[Lines of data]
::::::

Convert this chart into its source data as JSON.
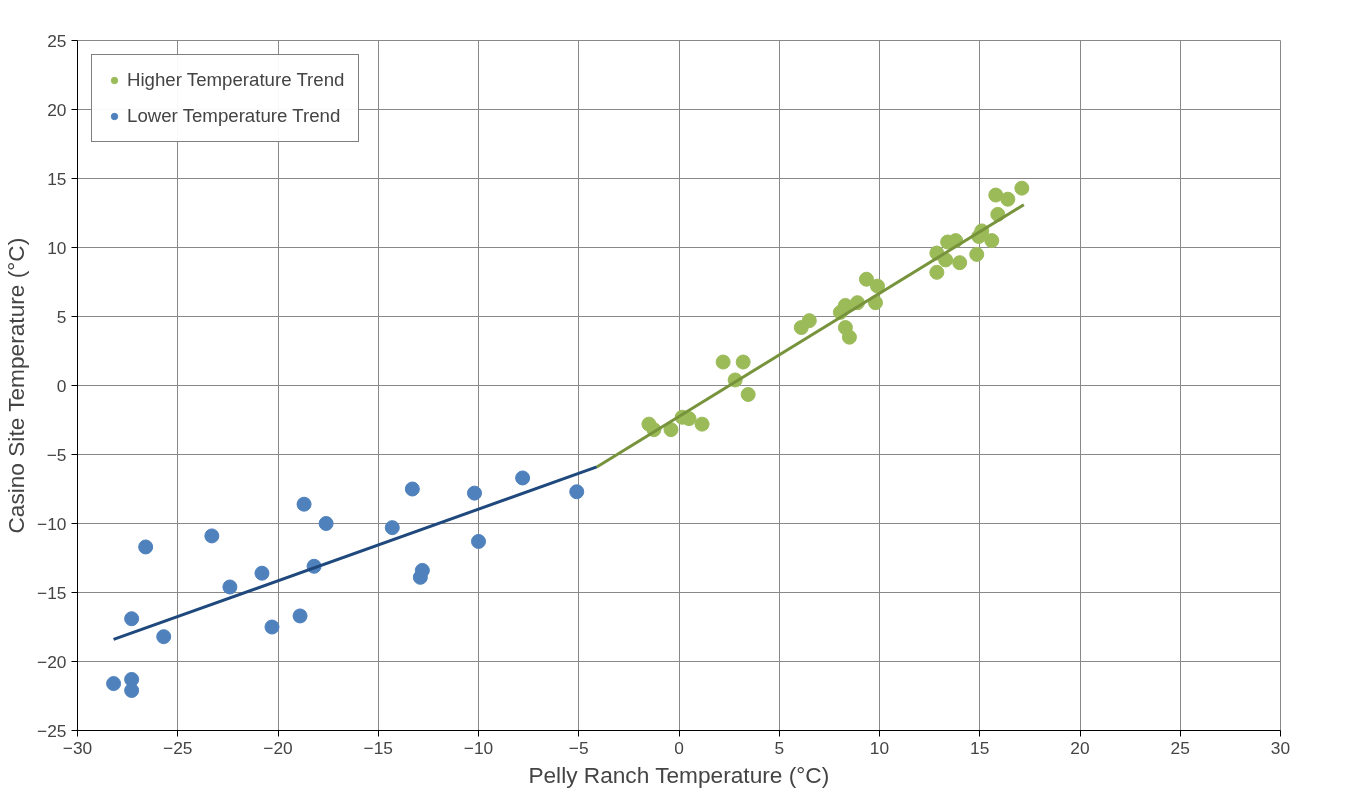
{
  "chart_data": {
    "type": "scatter",
    "xlabel": "Pelly Ranch Temperature (°C)",
    "ylabel": "Casino Site Temperature (°C)",
    "xlim": [
      -30,
      30
    ],
    "ylim": [
      -25,
      25
    ],
    "xticks": [
      -30,
      -25,
      -20,
      -15,
      -10,
      -5,
      0,
      5,
      10,
      15,
      20,
      25,
      30
    ],
    "yticks": [
      -25,
      -20,
      -15,
      -10,
      -5,
      0,
      5,
      10,
      15,
      20,
      25
    ],
    "grid": true,
    "legend": "top left",
    "marker": "circle",
    "series": [
      {
        "name": "Higher Temperature Trend",
        "color": "#9bbb59",
        "x": [
          -1.5,
          -1.25,
          -0.4,
          0.16,
          0.5,
          1.15,
          2.2,
          2.8,
          3.2,
          3.45,
          6.1,
          6.5,
          8.05,
          8.3,
          8.3,
          8.5,
          8.9,
          9.35,
          9.9,
          9.8,
          12.86,
          13.4,
          13.8,
          12.86,
          13.3,
          14.0,
          14.85,
          15.1,
          15.6,
          15.9,
          15.8,
          16.4,
          17.1,
          14.95
        ],
        "values": [
          -2.8,
          -3.2,
          -3.2,
          -2.3,
          -2.4,
          -2.8,
          1.7,
          0.4,
          1.7,
          -0.65,
          4.2,
          4.7,
          5.3,
          5.8,
          4.2,
          3.5,
          6.0,
          7.7,
          7.2,
          6.0,
          9.6,
          10.4,
          10.5,
          8.2,
          9.1,
          8.9,
          9.5,
          11.2,
          10.5,
          12.4,
          13.8,
          13.5,
          14.3,
          10.8
        ]
      },
      {
        "name": "Lower Temperature Trend",
        "color": "#4f81bd",
        "x": [
          -28.2,
          -27.3,
          -27.3,
          -27.3,
          -26.6,
          -25.7,
          -23.3,
          -22.4,
          -20.8,
          -20.3,
          -18.9,
          -18.7,
          -18.2,
          -17.6,
          -14.3,
          -13.3,
          -12.8,
          -12.9,
          -10.2,
          -10.0,
          -7.8,
          -5.1
        ],
        "values": [
          -21.6,
          -21.3,
          -22.1,
          -16.9,
          -11.7,
          -18.2,
          -10.9,
          -14.6,
          -13.6,
          -17.5,
          -16.7,
          -8.6,
          -13.1,
          -10.0,
          -10.3,
          -7.5,
          -13.4,
          -13.9,
          -7.8,
          -11.3,
          -6.7,
          -7.7
        ]
      },
      {
        "type": "line",
        "marker": "none",
        "color": "#1f497d",
        "x": [
          -28.2,
          -4.1
        ],
        "values": [
          -18.4,
          -5.9
        ]
      },
      {
        "type": "line",
        "marker": "none",
        "color": "#77933c",
        "x": [
          -4.1,
          17.2
        ],
        "values": [
          -5.9,
          13.1
        ]
      }
    ]
  }
}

::::::

Exercise brief ::
State the count of lines above containing the string "name", and add nothing to it.

Answer for the task ::
2